Leave out the pictures and copy everything else in the entries exactly.
---+---
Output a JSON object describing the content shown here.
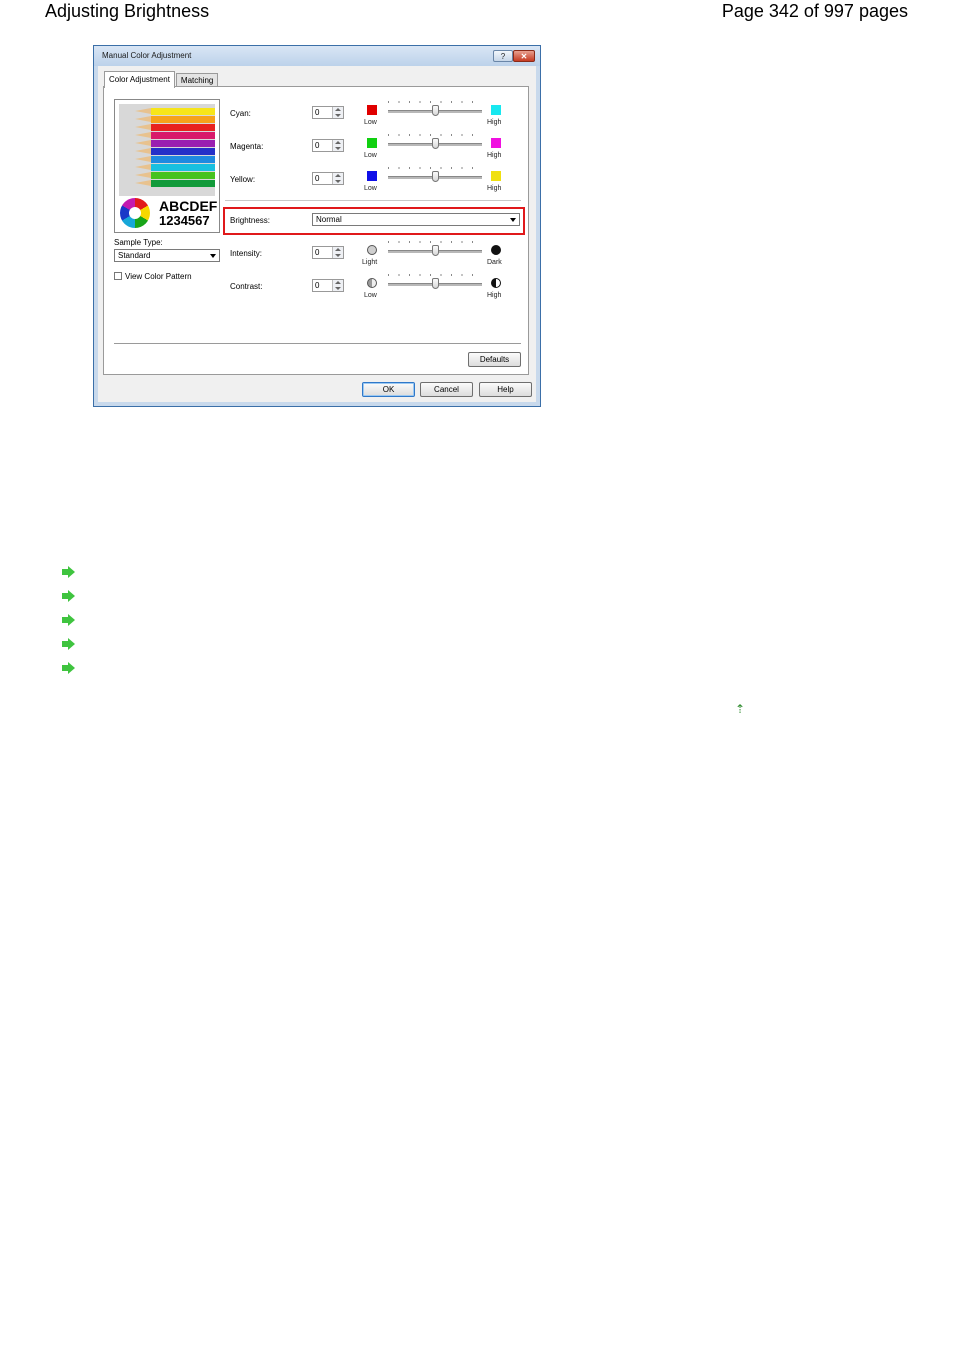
{
  "page_header": {
    "title": "Adjusting Brightness",
    "page_number": "Page 342 of 997 pages"
  },
  "dialog": {
    "title": "Manual Color Adjustment",
    "help_button": "?",
    "close_button": "✕",
    "tabs": [
      {
        "label": "Color Adjustment",
        "active": true
      },
      {
        "label": "Matching",
        "active": false
      }
    ],
    "preview": {
      "text_line1": "ABCDEF",
      "text_line2": "1234567"
    },
    "sample_type": {
      "label": "Sample Type:",
      "value": "Standard"
    },
    "view_color_pattern": {
      "label": "View Color Pattern",
      "checked": false
    },
    "color_rows": [
      {
        "label": "Cyan:",
        "value": "0",
        "low_label": "Low",
        "high_label": "High",
        "low_color": "#e00000",
        "high_color": "#18e8f0",
        "slider_level": 0.5
      },
      {
        "label": "Magenta:",
        "value": "0",
        "low_label": "Low",
        "high_label": "High",
        "low_color": "#10d010",
        "high_color": "#f010e0",
        "slider_level": 0.5
      },
      {
        "label": "Yellow:",
        "value": "0",
        "low_label": "Low",
        "high_label": "High",
        "low_color": "#1010e8",
        "high_color": "#f0e010",
        "slider_level": 0.5
      }
    ],
    "brightness": {
      "label": "Brightness:",
      "value": "Normal",
      "highlight_color": "#e0191b"
    },
    "intensity": {
      "label": "Intensity:",
      "value": "0",
      "low_label": "Light",
      "high_label": "Dark",
      "slider_level": 0.5
    },
    "contrast": {
      "label": "Contrast:",
      "value": "0",
      "low_label": "Low",
      "high_label": "High",
      "slider_level": 0.5
    },
    "buttons": {
      "defaults": "Defaults",
      "ok": "OK",
      "cancel": "Cancel",
      "help": "Help"
    }
  },
  "related_links_icon": "green-arrow-icon",
  "related_links_count": 5,
  "top_icon": "page-top-icon"
}
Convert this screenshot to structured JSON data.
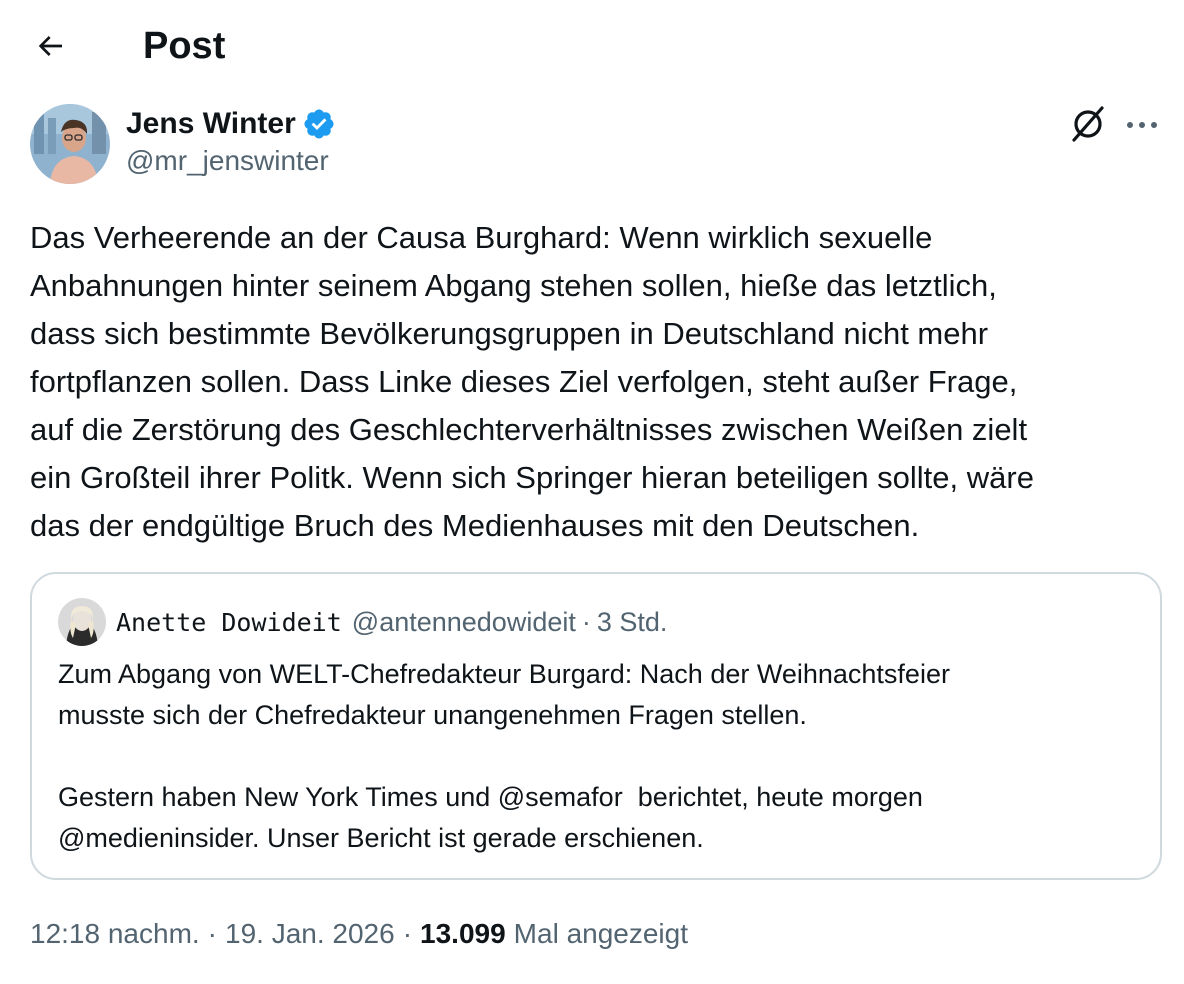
{
  "header": {
    "title": "Post",
    "back_icon": "arrow-left-icon"
  },
  "author": {
    "name": "Jens Winter",
    "handle": "@mr_jenswinter",
    "verified": true,
    "verified_color": "#1d9bf0"
  },
  "actions": {
    "grok_icon": "grok-icon",
    "more_icon": "more-horizontal-icon"
  },
  "tweet": {
    "lines": [
      "Das Verheerende an der Causa Burghard: Wenn wirklich sexuelle",
      "Anbahnungen hinter seinem Abgang stehen sollen, hieße das letztlich,",
      "dass sich bestimmte Bevölkerungsgruppen in Deutschland nicht mehr",
      "fortpflanzen sollen. Dass Linke dieses Ziel verfolgen, steht außer Frage,",
      "auf die Zerstörung des Geschlechterverhältnisses zwischen Weißen zielt",
      "ein Großteil ihrer Politk. Wenn sich Springer hieran beteiligen sollte, wäre",
      "das der endgültige Bruch des Medienhauses mit den Deutschen."
    ]
  },
  "quote": {
    "name": "Anette Dowideit",
    "handle": "@antennedowideit",
    "separator": "·",
    "time": "3 Std.",
    "paragraph1": [
      "Zum Abgang von WELT-Chefredakteur Burgard: Nach der Weihnachtsfeier",
      "musste sich der Chefredakteur unangenehmen Fragen stellen."
    ],
    "paragraph2": [
      "Gestern haben New York Times und @semafor  berichtet, heute morgen",
      "@medieninsider. Unser Bericht ist gerade erschienen."
    ]
  },
  "meta": {
    "time": "12:18 nachm.",
    "separator": "·",
    "date": "19. Jan. 2026",
    "views_count": "13.099",
    "views_label": "Mal angezeigt"
  },
  "colors": {
    "text_primary": "#0f1419",
    "text_secondary": "#536471",
    "border": "#cfd9de",
    "accent": "#1d9bf0"
  }
}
---+---
RIGHT ANSWER:
Output a JSON object describing the content shown here.
{
  "page_header": {
    "title": "Adjusting Brightness",
    "page_number": "Page 342 of 997 pages"
  },
  "dialog": {
    "title": "Manual Color Adjustment",
    "help_button": "?",
    "close_button": "✕",
    "tabs": [
      {
        "label": "Color Adjustment",
        "active": true
      },
      {
        "label": "Matching",
        "active": false
      }
    ],
    "preview": {
      "text_line1": "ABCDEF",
      "text_line2": "1234567"
    },
    "sample_type": {
      "label": "Sample Type:",
      "value": "Standard"
    },
    "view_color_pattern": {
      "label": "View Color Pattern",
      "checked": false
    },
    "color_rows": [
      {
        "label": "Cyan:",
        "value": "0",
        "low_label": "Low",
        "high_label": "High",
        "low_color": "#e00000",
        "high_color": "#18e8f0",
        "slider_level": 0.5
      },
      {
        "label": "Magenta:",
        "value": "0",
        "low_label": "Low",
        "high_label": "High",
        "low_color": "#10d010",
        "high_color": "#f010e0",
        "slider_level": 0.5
      },
      {
        "label": "Yellow:",
        "value": "0",
        "low_label": "Low",
        "high_label": "High",
        "low_color": "#1010e8",
        "high_color": "#f0e010",
        "slider_level": 0.5
      }
    ],
    "brightness": {
      "label": "Brightness:",
      "value": "Normal",
      "highlight_color": "#e0191b"
    },
    "intensity": {
      "label": "Intensity:",
      "value": "0",
      "low_label": "Light",
      "high_label": "Dark",
      "slider_level": 0.5
    },
    "contrast": {
      "label": "Contrast:",
      "value": "0",
      "low_label": "Low",
      "high_label": "High",
      "slider_level": 0.5
    },
    "buttons": {
      "defaults": "Defaults",
      "ok": "OK",
      "cancel": "Cancel",
      "help": "Help"
    }
  },
  "related_links_icon": "green-arrow-icon",
  "related_links_count": 5,
  "top_icon": "page-top-icon"
}
Convert this screenshot to structured JSON data.
{
  "header": {
    "title": "Post",
    "back_icon": "arrow-left-icon"
  },
  "author": {
    "name": "Jens Winter",
    "handle": "@mr_jenswinter",
    "verified": true,
    "verified_color": "#1d9bf0"
  },
  "actions": {
    "grok_icon": "grok-icon",
    "more_icon": "more-horizontal-icon"
  },
  "tweet": {
    "lines": [
      "Das Verheerende an der Causa Burghard: Wenn wirklich sexuelle",
      "Anbahnungen hinter seinem Abgang stehen sollen, hieße das letztlich,",
      "dass sich bestimmte Bevölkerungsgruppen in Deutschland nicht mehr",
      "fortpflanzen sollen. Dass Linke dieses Ziel verfolgen, steht außer Frage,",
      "auf die Zerstörung des Geschlechterverhältnisses zwischen Weißen zielt",
      "ein Großteil ihrer Politk. Wenn sich Springer hieran beteiligen sollte, wäre",
      "das der endgültige Bruch des Medienhauses mit den Deutschen."
    ]
  },
  "quote": {
    "name": "Anette Dowideit",
    "handle": "@antennedowideit",
    "separator": "·",
    "time": "3 Std.",
    "paragraph1": [
      "Zum Abgang von WELT-Chefredakteur Burgard: Nach der Weihnachtsfeier",
      "musste sich der Chefredakteur unangenehmen Fragen stellen."
    ],
    "paragraph2": [
      "Gestern haben New York Times und @semafor  berichtet, heute morgen",
      "@medieninsider. Unser Bericht ist gerade erschienen."
    ]
  },
  "meta": {
    "time": "12:18 nachm.",
    "separator": "·",
    "date": "19. Jan. 2026",
    "views_count": "13.099",
    "views_label": "Mal angezeigt"
  },
  "colors": {
    "text_primary": "#0f1419",
    "text_secondary": "#536471",
    "border": "#cfd9de",
    "accent": "#1d9bf0"
  }
}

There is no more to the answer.